_Task prompt_.
Write out each record again exactly as it stands.

** begin Exercise material **

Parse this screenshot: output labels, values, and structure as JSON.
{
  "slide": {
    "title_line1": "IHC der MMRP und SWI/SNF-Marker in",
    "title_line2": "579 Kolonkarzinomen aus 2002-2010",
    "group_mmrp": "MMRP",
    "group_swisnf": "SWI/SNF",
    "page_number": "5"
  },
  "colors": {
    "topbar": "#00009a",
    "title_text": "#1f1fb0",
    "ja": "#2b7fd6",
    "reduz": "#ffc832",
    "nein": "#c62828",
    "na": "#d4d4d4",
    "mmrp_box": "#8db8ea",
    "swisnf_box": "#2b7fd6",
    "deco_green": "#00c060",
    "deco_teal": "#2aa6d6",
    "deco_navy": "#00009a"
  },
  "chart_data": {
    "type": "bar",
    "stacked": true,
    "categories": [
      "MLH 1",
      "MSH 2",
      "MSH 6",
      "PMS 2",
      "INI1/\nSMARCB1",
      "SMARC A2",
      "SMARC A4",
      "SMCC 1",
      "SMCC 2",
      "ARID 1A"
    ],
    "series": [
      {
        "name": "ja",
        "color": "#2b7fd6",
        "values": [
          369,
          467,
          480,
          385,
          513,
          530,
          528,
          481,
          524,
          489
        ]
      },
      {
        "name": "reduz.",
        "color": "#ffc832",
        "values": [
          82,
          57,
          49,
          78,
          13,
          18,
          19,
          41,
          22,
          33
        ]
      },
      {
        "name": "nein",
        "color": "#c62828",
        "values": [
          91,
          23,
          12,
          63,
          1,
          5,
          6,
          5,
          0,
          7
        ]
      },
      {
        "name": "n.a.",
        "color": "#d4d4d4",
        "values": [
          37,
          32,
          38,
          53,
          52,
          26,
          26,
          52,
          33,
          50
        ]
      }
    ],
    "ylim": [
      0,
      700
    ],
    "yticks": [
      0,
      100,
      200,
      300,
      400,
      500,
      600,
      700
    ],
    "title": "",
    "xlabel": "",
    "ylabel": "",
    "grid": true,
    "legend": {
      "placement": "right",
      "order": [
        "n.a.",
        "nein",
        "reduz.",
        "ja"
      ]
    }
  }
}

** end Exercise material **

_Exercise result_.
Parse this screenshot: output labels, values, and structure as JSON.
{
  "slide": {
    "title_line1": "IHC der MMRP und SWI/SNF-Marker in",
    "title_line2": "579 Kolonkarzinomen aus 2002-2010",
    "group_mmrp": "MMRP",
    "group_swisnf": "SWI/SNF",
    "page_number": "5"
  },
  "colors": {
    "topbar": "#00009a",
    "title_text": "#1f1fb0",
    "ja": "#2b7fd6",
    "reduz": "#ffc832",
    "nein": "#c62828",
    "na": "#d4d4d4",
    "mmrp_box": "#8db8ea",
    "swisnf_box": "#2b7fd6",
    "deco_green": "#00c060",
    "deco_teal": "#2aa6d6",
    "deco_navy": "#00009a"
  },
  "chart_data": {
    "type": "bar",
    "stacked": true,
    "categories": [
      "MLH 1",
      "MSH 2",
      "MSH 6",
      "PMS 2",
      "INI1/\nSMARCB1",
      "SMARC A2",
      "SMARC A4",
      "SMCC 1",
      "SMCC 2",
      "ARID 1A"
    ],
    "series": [
      {
        "name": "ja",
        "color": "#2b7fd6",
        "values": [
          369,
          467,
          480,
          385,
          513,
          530,
          528,
          481,
          524,
          489
        ]
      },
      {
        "name": "reduz.",
        "color": "#ffc832",
        "values": [
          82,
          57,
          49,
          78,
          13,
          18,
          19,
          41,
          22,
          33
        ]
      },
      {
        "name": "nein",
        "color": "#c62828",
        "values": [
          91,
          23,
          12,
          63,
          1,
          5,
          6,
          5,
          0,
          7
        ]
      },
      {
        "name": "n.a.",
        "color": "#d4d4d4",
        "values": [
          37,
          32,
          38,
          53,
          52,
          26,
          26,
          52,
          33,
          50
        ]
      }
    ],
    "ylim": [
      0,
      700
    ],
    "yticks": [
      0,
      100,
      200,
      300,
      400,
      500,
      600,
      700
    ],
    "title": "",
    "xlabel": "",
    "ylabel": "",
    "grid": true,
    "legend": {
      "placement": "right",
      "order": [
        "n.a.",
        "nein",
        "reduz.",
        "ja"
      ]
    }
  }
}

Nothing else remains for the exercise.